§ What you have to do
Within the records that follow, find every line containing the string "JSON". Copy those lines.

BEGIN Provided material

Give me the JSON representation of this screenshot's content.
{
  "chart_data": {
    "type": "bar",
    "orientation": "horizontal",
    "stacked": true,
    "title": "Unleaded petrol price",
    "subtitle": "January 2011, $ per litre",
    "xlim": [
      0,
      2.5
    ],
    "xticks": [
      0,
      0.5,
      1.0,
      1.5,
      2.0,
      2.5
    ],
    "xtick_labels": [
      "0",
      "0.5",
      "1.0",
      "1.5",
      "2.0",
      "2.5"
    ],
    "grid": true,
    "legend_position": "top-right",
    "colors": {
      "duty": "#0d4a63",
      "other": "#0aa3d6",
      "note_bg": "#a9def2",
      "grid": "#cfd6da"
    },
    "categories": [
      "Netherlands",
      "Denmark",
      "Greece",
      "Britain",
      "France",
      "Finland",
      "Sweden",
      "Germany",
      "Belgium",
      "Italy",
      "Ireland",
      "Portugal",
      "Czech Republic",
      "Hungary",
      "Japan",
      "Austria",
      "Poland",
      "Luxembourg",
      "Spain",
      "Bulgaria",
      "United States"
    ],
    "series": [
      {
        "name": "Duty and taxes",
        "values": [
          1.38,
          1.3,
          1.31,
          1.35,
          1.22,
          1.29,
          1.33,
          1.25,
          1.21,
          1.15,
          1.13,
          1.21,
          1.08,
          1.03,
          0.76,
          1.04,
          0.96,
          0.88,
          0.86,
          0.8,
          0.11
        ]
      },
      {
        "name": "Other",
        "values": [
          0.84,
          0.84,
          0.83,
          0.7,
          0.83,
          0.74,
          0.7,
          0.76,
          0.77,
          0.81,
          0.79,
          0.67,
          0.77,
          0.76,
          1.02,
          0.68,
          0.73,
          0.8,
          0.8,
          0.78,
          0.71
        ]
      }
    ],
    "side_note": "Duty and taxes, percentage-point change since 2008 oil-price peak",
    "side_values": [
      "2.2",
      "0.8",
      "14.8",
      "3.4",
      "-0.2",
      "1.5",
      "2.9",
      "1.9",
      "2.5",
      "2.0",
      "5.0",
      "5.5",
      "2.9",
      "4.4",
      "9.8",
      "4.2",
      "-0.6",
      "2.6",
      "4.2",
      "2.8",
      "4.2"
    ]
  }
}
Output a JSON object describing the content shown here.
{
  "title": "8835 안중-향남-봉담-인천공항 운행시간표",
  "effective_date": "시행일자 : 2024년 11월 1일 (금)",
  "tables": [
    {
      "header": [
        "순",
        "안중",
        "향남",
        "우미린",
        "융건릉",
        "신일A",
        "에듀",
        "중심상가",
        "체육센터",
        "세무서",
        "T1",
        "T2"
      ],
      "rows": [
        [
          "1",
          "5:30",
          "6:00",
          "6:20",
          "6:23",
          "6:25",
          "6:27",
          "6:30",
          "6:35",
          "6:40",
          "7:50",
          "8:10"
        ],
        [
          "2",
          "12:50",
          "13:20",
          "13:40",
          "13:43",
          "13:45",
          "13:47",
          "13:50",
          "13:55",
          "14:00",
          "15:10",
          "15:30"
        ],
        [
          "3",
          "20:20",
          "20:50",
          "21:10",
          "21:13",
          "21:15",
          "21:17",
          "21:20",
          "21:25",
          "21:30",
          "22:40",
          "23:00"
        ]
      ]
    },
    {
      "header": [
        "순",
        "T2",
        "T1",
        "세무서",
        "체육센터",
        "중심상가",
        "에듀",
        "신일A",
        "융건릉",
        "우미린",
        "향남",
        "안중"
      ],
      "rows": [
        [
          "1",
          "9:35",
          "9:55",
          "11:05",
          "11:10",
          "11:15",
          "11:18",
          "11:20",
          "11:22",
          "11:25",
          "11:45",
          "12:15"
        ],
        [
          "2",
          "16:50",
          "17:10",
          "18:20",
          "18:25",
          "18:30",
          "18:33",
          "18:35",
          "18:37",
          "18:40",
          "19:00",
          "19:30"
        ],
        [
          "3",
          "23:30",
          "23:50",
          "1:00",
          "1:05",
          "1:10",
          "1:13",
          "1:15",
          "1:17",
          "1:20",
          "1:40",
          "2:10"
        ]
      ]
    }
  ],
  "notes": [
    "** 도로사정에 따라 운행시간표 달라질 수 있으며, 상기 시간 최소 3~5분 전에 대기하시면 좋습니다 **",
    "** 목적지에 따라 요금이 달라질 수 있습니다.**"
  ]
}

END Provided material

§ Task response
Give me the JSON representation of this screenshot's content.
Output a JSON object describing the content shown here.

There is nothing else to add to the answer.